YOUR OBJECTIVE:
Quote the listing below in its entirety.

DATA LISTING:
⟨
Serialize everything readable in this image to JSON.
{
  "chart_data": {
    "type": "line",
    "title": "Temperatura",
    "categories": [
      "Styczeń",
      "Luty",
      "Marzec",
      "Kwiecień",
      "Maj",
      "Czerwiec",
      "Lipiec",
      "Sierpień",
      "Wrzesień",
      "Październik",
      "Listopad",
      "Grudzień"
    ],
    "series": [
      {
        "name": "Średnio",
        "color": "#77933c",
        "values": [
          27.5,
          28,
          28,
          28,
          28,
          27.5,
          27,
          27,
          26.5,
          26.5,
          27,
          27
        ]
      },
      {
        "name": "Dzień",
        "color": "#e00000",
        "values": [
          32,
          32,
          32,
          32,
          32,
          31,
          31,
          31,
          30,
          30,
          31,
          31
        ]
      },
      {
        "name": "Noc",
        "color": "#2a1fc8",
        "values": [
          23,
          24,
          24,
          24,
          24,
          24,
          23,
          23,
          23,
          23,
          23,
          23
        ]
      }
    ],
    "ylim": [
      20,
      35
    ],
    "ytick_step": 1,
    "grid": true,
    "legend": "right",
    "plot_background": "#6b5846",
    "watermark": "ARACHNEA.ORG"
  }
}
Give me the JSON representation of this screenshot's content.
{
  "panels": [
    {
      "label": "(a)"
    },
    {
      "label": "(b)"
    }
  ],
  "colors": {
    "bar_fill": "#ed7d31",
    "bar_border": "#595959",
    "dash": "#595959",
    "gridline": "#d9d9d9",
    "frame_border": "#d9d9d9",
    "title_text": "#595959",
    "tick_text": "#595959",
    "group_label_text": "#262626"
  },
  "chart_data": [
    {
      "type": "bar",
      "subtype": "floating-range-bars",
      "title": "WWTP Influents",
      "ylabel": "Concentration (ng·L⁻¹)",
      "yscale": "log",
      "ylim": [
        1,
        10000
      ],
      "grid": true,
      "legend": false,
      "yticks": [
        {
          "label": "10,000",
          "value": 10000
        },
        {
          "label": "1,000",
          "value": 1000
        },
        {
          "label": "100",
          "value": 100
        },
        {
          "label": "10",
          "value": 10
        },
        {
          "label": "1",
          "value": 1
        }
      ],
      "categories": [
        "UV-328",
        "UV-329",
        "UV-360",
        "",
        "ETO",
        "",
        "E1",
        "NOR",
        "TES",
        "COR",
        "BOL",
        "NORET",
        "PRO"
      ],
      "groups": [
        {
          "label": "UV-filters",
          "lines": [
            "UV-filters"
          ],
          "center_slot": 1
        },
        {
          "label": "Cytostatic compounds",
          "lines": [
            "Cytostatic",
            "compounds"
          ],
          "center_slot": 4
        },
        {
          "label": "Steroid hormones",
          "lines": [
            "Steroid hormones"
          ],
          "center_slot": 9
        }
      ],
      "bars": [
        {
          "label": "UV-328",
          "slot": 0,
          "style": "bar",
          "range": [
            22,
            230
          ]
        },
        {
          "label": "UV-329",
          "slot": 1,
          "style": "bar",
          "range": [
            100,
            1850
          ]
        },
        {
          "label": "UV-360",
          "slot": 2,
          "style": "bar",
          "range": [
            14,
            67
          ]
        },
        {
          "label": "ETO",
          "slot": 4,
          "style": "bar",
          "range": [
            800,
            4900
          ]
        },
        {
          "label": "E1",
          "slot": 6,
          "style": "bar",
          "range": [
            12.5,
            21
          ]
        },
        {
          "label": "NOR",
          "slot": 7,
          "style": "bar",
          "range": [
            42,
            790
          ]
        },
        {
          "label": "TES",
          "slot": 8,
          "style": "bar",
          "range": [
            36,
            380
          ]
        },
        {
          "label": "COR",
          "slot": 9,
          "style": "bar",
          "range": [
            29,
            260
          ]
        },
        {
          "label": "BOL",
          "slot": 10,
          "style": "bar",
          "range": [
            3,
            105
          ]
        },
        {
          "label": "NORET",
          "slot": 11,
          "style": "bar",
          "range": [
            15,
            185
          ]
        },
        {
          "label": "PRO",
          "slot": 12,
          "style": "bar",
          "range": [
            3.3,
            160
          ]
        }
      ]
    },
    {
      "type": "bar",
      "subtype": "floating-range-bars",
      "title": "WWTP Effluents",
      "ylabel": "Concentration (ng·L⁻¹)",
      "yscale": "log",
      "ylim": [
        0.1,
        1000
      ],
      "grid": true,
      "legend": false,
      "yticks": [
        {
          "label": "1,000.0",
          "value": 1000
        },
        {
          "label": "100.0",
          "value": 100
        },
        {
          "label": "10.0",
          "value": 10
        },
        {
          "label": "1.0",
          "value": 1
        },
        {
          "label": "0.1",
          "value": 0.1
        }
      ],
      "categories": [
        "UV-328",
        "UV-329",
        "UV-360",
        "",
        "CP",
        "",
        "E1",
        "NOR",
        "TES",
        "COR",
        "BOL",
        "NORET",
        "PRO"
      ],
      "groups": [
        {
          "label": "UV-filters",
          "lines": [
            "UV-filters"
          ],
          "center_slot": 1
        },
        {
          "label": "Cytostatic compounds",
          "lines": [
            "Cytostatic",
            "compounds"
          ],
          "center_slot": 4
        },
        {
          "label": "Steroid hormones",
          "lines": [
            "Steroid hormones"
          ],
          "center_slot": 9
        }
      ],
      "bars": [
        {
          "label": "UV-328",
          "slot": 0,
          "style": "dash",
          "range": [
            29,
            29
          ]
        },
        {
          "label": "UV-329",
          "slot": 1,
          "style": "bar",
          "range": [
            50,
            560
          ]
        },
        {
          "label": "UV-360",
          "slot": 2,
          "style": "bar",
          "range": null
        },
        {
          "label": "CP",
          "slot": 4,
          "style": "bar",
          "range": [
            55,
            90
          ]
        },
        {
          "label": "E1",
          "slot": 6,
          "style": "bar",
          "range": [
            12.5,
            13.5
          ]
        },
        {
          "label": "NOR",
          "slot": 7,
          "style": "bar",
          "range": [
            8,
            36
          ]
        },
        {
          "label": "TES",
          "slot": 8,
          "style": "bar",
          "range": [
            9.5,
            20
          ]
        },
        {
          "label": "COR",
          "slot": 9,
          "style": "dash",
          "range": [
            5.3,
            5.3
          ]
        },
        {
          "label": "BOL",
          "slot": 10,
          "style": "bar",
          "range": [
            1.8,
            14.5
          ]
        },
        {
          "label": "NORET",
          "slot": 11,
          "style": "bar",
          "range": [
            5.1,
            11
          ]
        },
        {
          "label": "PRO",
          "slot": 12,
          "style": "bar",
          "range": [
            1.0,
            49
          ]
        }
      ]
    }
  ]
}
⟩
RIGHT ANSWER:
Serialize everything readable in this image to JSON.
{
  "chart_data": {
    "type": "line",
    "title": "Temperatura",
    "categories": [
      "Styczeń",
      "Luty",
      "Marzec",
      "Kwiecień",
      "Maj",
      "Czerwiec",
      "Lipiec",
      "Sierpień",
      "Wrzesień",
      "Październik",
      "Listopad",
      "Grudzień"
    ],
    "series": [
      {
        "name": "Średnio",
        "color": "#77933c",
        "values": [
          27.5,
          28,
          28,
          28,
          28,
          27.5,
          27,
          27,
          26.5,
          26.5,
          27,
          27
        ]
      },
      {
        "name": "Dzień",
        "color": "#e00000",
        "values": [
          32,
          32,
          32,
          32,
          32,
          31,
          31,
          31,
          30,
          30,
          31,
          31
        ]
      },
      {
        "name": "Noc",
        "color": "#2a1fc8",
        "values": [
          23,
          24,
          24,
          24,
          24,
          24,
          23,
          23,
          23,
          23,
          23,
          23
        ]
      }
    ],
    "ylim": [
      20,
      35
    ],
    "ytick_step": 1,
    "grid": true,
    "legend": "right",
    "plot_background": "#6b5846",
    "watermark": "ARACHNEA.ORG"
  }
}
Give me the JSON representation of this screenshot's content.
{
  "panels": [
    {
      "label": "(a)"
    },
    {
      "label": "(b)"
    }
  ],
  "colors": {
    "bar_fill": "#ed7d31",
    "bar_border": "#595959",
    "dash": "#595959",
    "gridline": "#d9d9d9",
    "frame_border": "#d9d9d9",
    "title_text": "#595959",
    "tick_text": "#595959",
    "group_label_text": "#262626"
  },
  "chart_data": [
    {
      "type": "bar",
      "subtype": "floating-range-bars",
      "title": "WWTP Influents",
      "ylabel": "Concentration (ng·L⁻¹)",
      "yscale": "log",
      "ylim": [
        1,
        10000
      ],
      "grid": true,
      "legend": false,
      "yticks": [
        {
          "label": "10,000",
          "value": 10000
        },
        {
          "label": "1,000",
          "value": 1000
        },
        {
          "label": "100",
          "value": 100
        },
        {
          "label": "10",
          "value": 10
        },
        {
          "label": "1",
          "value": 1
        }
      ],
      "categories": [
        "UV-328",
        "UV-329",
        "UV-360",
        "",
        "ETO",
        "",
        "E1",
        "NOR",
        "TES",
        "COR",
        "BOL",
        "NORET",
        "PRO"
      ],
      "groups": [
        {
          "label": "UV-filters",
          "lines": [
            "UV-filters"
          ],
          "center_slot": 1
        },
        {
          "label": "Cytostatic compounds",
          "lines": [
            "Cytostatic",
            "compounds"
          ],
          "center_slot": 4
        },
        {
          "label": "Steroid hormones",
          "lines": [
            "Steroid hormones"
          ],
          "center_slot": 9
        }
      ],
      "bars": [
        {
          "label": "UV-328",
          "slot": 0,
          "style": "bar",
          "range": [
            22,
            230
          ]
        },
        {
          "label": "UV-329",
          "slot": 1,
          "style": "bar",
          "range": [
            100,
            1850
          ]
        },
        {
          "label": "UV-360",
          "slot": 2,
          "style": "bar",
          "range": [
            14,
            67
          ]
        },
        {
          "label": "ETO",
          "slot": 4,
          "style": "bar",
          "range": [
            800,
            4900
          ]
        },
        {
          "label": "E1",
          "slot": 6,
          "style": "bar",
          "range": [
            12.5,
            21
          ]
        },
        {
          "label": "NOR",
          "slot": 7,
          "style": "bar",
          "range": [
            42,
            790
          ]
        },
        {
          "label": "TES",
          "slot": 8,
          "style": "bar",
          "range": [
            36,
            380
          ]
        },
        {
          "label": "COR",
          "slot": 9,
          "style": "bar",
          "range": [
            29,
            260
          ]
        },
        {
          "label": "BOL",
          "slot": 10,
          "style": "bar",
          "range": [
            3,
            105
          ]
        },
        {
          "label": "NORET",
          "slot": 11,
          "style": "bar",
          "range": [
            15,
            185
          ]
        },
        {
          "label": "PRO",
          "slot": 12,
          "style": "bar",
          "range": [
            3.3,
            160
          ]
        }
      ]
    },
    {
      "type": "bar",
      "subtype": "floating-range-bars",
      "title": "WWTP Effluents",
      "ylabel": "Concentration (ng·L⁻¹)",
      "yscale": "log",
      "ylim": [
        0.1,
        1000
      ],
      "grid": true,
      "legend": false,
      "yticks": [
        {
          "label": "1,000.0",
          "value": 1000
        },
        {
          "label": "100.0",
          "value": 100
        },
        {
          "label": "10.0",
          "value": 10
        },
        {
          "label": "1.0",
          "value": 1
        },
        {
          "label": "0.1",
          "value": 0.1
        }
      ],
      "categories": [
        "UV-328",
        "UV-329",
        "UV-360",
        "",
        "CP",
        "",
        "E1",
        "NOR",
        "TES",
        "COR",
        "BOL",
        "NORET",
        "PRO"
      ],
      "groups": [
        {
          "label": "UV-filters",
          "lines": [
            "UV-filters"
          ],
          "center_slot": 1
        },
        {
          "label": "Cytostatic compounds",
          "lines": [
            "Cytostatic",
            "compounds"
          ],
          "center_slot": 4
        },
        {
          "label": "Steroid hormones",
          "lines": [
            "Steroid hormones"
          ],
          "center_slot": 9
        }
      ],
      "bars": [
        {
          "label": "UV-328",
          "slot": 0,
          "style": "dash",
          "range": [
            29,
            29
          ]
        },
        {
          "label": "UV-329",
          "slot": 1,
          "style": "bar",
          "range": [
            50,
            560
          ]
        },
        {
          "label": "UV-360",
          "slot": 2,
          "style": "bar",
          "range": null
        },
        {
          "label": "CP",
          "slot": 4,
          "style": "bar",
          "range": [
            55,
            90
          ]
        },
        {
          "label": "E1",
          "slot": 6,
          "style": "bar",
          "range": [
            12.5,
            13.5
          ]
        },
        {
          "label": "NOR",
          "slot": 7,
          "style": "bar",
          "range": [
            8,
            36
          ]
        },
        {
          "label": "TES",
          "slot": 8,
          "style": "bar",
          "range": [
            9.5,
            20
          ]
        },
        {
          "label": "COR",
          "slot": 9,
          "style": "dash",
          "range": [
            5.3,
            5.3
          ]
        },
        {
          "label": "BOL",
          "slot": 10,
          "style": "bar",
          "range": [
            1.8,
            14.5
          ]
        },
        {
          "label": "NORET",
          "slot": 11,
          "style": "bar",
          "range": [
            5.1,
            11
          ]
        },
        {
          "label": "PRO",
          "slot": 12,
          "style": "bar",
          "range": [
            1.0,
            49
          ]
        }
      ]
    }
  ]
}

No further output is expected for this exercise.